Stated problem: Tally how many lines include "highlight". The number is the whole answer.

________________________

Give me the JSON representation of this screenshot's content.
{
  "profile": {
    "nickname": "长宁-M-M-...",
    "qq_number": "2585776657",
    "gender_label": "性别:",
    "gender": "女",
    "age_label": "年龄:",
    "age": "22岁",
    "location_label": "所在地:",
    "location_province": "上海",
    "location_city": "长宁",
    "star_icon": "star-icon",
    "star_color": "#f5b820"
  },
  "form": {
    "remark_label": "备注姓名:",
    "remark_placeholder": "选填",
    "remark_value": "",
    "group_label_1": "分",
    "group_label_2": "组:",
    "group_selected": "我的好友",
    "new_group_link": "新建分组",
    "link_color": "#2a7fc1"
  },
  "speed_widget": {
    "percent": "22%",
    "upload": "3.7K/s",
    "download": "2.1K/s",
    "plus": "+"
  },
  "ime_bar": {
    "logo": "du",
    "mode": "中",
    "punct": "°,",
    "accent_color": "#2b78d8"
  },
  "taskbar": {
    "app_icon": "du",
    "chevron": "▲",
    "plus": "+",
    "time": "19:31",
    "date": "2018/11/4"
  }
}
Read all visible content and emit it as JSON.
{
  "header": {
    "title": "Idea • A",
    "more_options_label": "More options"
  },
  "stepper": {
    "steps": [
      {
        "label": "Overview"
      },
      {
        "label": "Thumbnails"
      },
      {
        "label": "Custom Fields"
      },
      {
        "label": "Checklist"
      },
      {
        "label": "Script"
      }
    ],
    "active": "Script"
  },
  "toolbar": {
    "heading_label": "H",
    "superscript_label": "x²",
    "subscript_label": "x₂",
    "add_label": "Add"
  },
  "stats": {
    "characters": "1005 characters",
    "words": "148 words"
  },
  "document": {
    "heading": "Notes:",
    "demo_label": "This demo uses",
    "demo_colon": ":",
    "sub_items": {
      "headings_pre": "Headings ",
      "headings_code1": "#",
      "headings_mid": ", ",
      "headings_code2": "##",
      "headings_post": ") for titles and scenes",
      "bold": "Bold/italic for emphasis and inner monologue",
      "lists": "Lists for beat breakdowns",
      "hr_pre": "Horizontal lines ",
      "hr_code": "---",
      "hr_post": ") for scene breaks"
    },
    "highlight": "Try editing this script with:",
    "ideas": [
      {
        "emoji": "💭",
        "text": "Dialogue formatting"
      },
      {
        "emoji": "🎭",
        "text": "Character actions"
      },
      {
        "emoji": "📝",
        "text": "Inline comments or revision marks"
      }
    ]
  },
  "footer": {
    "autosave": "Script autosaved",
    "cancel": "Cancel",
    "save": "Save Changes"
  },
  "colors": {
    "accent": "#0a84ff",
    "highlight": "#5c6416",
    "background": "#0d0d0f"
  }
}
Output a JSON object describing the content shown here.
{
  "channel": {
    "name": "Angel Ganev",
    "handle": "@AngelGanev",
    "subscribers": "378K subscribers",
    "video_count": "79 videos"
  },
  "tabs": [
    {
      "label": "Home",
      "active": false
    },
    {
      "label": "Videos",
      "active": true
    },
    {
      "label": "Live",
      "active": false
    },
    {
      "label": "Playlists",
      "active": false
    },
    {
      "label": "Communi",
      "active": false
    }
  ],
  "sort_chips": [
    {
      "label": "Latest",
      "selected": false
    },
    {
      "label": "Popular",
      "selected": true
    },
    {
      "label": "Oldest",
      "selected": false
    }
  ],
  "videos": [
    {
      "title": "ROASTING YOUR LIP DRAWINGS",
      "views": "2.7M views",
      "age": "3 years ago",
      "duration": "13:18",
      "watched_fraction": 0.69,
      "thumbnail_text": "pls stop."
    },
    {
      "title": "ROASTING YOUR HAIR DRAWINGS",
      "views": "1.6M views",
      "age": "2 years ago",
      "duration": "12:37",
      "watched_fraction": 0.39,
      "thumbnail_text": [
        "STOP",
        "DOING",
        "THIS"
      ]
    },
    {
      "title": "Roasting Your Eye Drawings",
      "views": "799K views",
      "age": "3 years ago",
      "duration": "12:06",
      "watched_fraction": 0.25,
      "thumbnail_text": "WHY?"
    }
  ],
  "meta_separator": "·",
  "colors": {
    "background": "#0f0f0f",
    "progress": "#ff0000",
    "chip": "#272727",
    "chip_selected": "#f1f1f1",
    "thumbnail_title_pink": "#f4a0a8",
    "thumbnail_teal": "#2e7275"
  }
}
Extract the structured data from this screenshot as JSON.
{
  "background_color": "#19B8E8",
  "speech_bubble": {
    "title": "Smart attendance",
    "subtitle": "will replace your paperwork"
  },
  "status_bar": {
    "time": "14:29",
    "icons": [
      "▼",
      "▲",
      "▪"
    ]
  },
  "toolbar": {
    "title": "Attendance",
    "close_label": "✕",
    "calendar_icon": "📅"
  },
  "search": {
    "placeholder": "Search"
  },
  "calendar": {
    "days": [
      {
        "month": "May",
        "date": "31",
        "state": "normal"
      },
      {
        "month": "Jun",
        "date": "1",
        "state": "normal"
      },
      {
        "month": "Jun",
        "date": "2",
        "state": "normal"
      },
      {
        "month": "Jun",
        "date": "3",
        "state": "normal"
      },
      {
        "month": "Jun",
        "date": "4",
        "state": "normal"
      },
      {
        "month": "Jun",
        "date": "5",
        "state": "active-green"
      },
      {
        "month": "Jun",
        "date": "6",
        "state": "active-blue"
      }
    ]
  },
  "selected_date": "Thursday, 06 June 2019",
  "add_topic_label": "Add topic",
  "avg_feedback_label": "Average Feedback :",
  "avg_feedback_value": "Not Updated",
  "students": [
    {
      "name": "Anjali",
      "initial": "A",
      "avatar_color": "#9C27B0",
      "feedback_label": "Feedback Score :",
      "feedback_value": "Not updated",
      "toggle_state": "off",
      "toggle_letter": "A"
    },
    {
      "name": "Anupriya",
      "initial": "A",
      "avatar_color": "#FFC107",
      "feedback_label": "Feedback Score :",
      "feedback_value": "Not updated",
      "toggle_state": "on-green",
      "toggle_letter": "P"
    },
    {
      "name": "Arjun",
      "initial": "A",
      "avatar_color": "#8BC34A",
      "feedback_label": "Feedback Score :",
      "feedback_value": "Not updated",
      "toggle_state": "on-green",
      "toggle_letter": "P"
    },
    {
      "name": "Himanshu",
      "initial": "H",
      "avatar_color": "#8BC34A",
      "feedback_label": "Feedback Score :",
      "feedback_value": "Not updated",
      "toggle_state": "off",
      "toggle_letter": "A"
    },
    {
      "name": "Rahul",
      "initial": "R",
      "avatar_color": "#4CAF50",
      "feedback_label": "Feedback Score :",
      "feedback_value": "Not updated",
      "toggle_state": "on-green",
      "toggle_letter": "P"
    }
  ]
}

________________________

Completed exercise: 2